** SHORT PROBLEM **
Every line that holds the string "threads" is to be identified and copied.

** SUPPLIED DATA **
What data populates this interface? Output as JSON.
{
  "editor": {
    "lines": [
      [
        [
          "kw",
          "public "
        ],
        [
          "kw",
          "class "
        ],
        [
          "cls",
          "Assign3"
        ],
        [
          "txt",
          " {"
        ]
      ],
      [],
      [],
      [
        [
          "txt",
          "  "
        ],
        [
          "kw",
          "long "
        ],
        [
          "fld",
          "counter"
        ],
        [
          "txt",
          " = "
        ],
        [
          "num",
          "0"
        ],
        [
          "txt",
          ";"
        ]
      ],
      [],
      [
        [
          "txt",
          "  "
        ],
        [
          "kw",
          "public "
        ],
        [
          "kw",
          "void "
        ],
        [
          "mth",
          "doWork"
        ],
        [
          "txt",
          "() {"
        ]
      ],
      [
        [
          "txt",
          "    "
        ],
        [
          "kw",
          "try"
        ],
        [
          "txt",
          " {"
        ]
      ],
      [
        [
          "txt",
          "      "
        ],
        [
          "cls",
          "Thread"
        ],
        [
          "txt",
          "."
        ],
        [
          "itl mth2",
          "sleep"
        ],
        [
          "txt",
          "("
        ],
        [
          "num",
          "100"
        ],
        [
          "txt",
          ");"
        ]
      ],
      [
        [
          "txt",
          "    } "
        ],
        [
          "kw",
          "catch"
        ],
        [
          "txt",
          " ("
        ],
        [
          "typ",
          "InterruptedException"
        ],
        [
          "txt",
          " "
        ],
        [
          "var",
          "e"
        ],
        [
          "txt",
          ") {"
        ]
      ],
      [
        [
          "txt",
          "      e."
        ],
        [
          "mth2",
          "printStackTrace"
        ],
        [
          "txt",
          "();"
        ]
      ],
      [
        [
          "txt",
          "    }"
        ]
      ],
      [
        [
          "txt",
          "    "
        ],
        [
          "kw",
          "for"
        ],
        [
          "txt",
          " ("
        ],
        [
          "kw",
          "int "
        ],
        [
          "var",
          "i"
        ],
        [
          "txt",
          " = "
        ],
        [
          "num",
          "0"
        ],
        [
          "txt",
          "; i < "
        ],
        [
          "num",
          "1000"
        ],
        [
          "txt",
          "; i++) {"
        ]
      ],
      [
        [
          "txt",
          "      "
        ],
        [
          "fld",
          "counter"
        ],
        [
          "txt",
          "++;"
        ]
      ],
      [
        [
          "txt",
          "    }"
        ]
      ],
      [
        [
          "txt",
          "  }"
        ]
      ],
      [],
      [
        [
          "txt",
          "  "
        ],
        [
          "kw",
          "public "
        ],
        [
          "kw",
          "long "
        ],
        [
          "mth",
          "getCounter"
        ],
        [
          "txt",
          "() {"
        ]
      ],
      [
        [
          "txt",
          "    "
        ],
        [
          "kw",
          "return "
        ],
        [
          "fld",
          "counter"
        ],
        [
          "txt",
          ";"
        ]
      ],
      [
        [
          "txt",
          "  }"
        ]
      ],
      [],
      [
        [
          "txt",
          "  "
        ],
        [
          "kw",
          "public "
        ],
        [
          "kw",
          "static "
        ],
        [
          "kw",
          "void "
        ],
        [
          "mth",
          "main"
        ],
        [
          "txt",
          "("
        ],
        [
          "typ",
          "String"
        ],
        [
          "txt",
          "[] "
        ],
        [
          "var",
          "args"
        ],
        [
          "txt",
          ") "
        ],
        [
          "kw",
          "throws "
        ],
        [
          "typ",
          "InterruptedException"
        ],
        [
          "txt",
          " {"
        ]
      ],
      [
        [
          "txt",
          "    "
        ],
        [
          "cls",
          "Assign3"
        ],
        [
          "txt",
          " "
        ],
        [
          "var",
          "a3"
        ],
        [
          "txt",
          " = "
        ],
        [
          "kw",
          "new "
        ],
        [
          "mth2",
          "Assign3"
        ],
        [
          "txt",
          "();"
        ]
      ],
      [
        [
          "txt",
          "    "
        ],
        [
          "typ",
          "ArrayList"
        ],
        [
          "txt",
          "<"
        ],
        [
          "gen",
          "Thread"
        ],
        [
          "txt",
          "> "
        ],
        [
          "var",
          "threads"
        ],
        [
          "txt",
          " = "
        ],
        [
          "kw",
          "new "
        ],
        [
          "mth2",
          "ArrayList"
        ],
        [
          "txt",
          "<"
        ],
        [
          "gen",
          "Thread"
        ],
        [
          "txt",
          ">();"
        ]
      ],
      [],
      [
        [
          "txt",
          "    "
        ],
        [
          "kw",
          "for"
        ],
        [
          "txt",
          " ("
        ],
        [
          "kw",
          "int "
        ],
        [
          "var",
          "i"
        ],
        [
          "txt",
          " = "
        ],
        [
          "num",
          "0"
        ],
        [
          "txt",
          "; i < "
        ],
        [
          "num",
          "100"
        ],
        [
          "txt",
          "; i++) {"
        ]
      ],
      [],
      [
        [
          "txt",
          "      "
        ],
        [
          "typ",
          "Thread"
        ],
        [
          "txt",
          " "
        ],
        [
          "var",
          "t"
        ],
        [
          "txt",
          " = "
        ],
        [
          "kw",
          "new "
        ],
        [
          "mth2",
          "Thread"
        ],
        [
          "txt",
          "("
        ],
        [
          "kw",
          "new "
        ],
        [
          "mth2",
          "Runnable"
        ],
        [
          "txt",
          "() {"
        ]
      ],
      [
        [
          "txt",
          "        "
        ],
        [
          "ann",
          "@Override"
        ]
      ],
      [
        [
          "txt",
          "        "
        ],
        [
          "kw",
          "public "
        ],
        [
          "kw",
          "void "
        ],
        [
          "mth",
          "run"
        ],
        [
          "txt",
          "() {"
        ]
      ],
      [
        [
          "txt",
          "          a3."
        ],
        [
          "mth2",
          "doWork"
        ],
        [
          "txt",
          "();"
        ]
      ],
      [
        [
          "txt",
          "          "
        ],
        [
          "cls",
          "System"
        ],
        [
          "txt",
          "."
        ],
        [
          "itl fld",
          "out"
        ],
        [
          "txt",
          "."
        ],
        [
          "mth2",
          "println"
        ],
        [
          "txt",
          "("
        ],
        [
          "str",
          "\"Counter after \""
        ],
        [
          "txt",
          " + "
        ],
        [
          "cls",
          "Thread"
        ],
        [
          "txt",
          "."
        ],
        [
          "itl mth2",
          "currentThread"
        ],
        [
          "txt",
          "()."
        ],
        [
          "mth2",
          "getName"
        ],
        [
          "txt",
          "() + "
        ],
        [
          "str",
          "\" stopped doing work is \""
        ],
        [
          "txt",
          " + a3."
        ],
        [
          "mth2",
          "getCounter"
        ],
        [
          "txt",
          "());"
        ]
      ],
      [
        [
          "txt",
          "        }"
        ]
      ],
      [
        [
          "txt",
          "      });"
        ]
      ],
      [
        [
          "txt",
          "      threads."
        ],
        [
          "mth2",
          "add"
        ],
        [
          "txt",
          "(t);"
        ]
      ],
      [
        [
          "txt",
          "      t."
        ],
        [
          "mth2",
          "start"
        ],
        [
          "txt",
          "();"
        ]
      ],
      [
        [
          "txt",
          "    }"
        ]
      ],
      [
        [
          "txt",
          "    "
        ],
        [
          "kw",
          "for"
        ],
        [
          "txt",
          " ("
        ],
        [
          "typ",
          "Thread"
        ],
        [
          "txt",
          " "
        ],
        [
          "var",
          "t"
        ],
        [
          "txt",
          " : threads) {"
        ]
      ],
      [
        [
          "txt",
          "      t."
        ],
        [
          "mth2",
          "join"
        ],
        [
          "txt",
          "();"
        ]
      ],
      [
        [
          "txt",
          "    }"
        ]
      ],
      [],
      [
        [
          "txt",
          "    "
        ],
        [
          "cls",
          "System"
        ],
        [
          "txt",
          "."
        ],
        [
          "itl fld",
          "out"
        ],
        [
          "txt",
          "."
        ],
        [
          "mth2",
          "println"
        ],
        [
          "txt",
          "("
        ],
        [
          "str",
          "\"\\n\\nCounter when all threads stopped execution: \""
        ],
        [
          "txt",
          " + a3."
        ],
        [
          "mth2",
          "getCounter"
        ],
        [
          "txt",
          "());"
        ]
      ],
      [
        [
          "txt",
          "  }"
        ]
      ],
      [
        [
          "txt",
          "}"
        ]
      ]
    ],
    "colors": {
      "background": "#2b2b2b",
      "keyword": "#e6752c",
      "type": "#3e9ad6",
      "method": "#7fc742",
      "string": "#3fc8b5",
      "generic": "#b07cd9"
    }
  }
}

** THE RESULT **
          "threads"
          "      threads."
          " : threads) {"
          "\"\\n\\nCounter when all threads stopped execution: \""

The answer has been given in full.